EXCERPT TO READ:
Sometimes it pays to recall some past mistakes so that we don’t make them again with the inevitable dire consequences that were realized after they were made.
And apparently we have come full circle as for the first time since the late 1980’s both the administration and the state legislature decided to exceed the general fund expenditure ceiling. This is the constitutionally mandated provision that state general fund expenditures grow no faster than the growth in the state’s economy. Added to the constitution in 1978, the logic behind the provision is that the size of state government should grow no faster than the economy that supports those expenditures to run state government.
If the growth in state government expenditures out paces the growth in the state’s economy, then one can expect more of the economy’s resources being required to shoulder the burden of government expenditures. As the percentage of the economy’s resources needed to support state government grows, it places a greater and greater drag on the economy and sooner or later the economy will begin to suffer.
This was the case in the late 1980’s and early 1990’s, when faced with a bulging general fund surplus of more than $600 million, the administration and lawmakers took every opportunity to exceed the spending ceiling. With so much money available, administrators and lawmakers found novel ways to spend those tax dollars, in some cases creating brand new programs or in other cases appropriating the funds knowing full well that they would not or could not be spent in the allowable time given. In the latter case, appropriating the money knowing that it would not be spent allowed lawmakers to create the illusion that there was no surplus in the general fund.
And why would lawmakers and administrators want to create the illusion that there was no surplus in the general fund? If there was no surplus, they would not get any heat from taxpayers to return those excess funds in the form of a reduction in taxes. When lawmakers ran out of ways to appropriate those excess funds because they continued to go over the spending ceiling, they resorted to the then novel idea of creating special funds into which they could tuck those excess general fund dollars. After all, they reasoned, it is so hard to raise taxes, why should we lower them?

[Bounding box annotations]
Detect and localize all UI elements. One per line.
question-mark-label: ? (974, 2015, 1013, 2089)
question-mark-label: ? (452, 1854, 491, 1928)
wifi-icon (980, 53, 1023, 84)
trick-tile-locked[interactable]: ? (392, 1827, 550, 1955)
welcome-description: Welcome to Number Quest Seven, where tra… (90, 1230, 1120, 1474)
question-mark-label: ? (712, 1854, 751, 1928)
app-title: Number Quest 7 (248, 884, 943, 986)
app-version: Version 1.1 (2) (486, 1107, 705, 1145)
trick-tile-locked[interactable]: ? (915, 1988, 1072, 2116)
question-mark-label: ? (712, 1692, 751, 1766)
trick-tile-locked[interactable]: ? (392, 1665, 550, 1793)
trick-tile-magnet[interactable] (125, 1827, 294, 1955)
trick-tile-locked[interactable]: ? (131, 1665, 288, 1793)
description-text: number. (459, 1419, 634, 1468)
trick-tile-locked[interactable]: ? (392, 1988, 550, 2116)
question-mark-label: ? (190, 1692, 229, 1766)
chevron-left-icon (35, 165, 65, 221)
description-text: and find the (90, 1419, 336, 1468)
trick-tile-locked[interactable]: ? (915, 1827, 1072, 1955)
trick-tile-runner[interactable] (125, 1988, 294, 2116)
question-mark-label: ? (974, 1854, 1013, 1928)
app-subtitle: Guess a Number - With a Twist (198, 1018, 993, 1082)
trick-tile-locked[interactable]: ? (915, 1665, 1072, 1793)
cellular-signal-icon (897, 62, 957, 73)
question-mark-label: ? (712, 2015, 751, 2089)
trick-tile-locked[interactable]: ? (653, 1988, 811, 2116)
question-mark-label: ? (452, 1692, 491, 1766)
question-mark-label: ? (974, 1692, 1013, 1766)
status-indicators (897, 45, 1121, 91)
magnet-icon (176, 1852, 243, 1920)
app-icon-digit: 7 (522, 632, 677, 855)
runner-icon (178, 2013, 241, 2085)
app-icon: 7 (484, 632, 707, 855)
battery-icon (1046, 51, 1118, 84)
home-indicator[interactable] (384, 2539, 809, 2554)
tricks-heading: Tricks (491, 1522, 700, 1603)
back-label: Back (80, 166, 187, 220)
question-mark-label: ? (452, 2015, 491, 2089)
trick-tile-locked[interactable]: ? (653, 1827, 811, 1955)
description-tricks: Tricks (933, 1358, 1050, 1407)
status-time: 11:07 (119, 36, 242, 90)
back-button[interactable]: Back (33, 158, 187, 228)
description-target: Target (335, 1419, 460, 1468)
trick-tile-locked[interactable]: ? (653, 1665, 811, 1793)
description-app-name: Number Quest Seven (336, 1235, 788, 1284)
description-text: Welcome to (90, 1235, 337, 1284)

WRITTEN INSTRUCTION:
In the piece on the state spending ceiling, reproduce everything from "Sometimes it pays" down to "they were made.".

RESULT OF THE TASK:
Sometimes it pays to recall some past mistakes so that we don’t make them again with the inevitable dire consequences that were realized after they were made.